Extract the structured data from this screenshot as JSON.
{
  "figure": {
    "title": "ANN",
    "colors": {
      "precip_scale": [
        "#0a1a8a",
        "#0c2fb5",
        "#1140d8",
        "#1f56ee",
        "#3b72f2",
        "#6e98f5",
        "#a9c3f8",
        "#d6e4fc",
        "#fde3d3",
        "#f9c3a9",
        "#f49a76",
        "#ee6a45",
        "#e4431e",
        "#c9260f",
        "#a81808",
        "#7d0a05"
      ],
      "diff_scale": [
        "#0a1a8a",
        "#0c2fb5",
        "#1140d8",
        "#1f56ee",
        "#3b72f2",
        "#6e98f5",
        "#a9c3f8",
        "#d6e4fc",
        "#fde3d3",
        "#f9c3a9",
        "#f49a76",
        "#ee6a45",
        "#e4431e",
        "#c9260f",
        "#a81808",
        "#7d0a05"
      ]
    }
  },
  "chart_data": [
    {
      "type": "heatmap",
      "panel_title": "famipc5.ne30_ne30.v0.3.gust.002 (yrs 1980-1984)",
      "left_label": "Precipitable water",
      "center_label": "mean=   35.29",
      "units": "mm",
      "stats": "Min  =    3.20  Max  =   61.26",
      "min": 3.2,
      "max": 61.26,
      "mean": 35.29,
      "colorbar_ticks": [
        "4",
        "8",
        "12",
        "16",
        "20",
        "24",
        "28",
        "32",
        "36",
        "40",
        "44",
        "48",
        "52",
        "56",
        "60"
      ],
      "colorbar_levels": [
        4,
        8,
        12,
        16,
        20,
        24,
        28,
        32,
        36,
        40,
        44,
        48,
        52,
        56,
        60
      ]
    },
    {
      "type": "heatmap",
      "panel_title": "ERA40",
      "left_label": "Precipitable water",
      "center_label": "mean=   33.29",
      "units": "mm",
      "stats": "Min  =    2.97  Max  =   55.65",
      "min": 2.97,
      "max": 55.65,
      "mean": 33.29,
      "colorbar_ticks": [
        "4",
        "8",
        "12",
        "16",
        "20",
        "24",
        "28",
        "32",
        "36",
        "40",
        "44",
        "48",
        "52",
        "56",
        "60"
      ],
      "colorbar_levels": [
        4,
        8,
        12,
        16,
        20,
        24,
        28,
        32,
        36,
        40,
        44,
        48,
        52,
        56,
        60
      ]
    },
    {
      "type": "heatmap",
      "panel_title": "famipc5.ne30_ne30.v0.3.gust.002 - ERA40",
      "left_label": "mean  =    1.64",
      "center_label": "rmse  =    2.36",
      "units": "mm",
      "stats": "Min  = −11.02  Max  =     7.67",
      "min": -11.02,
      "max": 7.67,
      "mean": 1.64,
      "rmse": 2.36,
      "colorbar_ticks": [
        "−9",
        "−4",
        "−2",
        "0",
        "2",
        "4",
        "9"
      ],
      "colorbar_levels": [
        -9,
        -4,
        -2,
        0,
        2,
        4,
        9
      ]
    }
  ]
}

### What is expected
Among the lines of the data above, determine how many contain the word "stats". Report the number alone.

### Exercise solution
3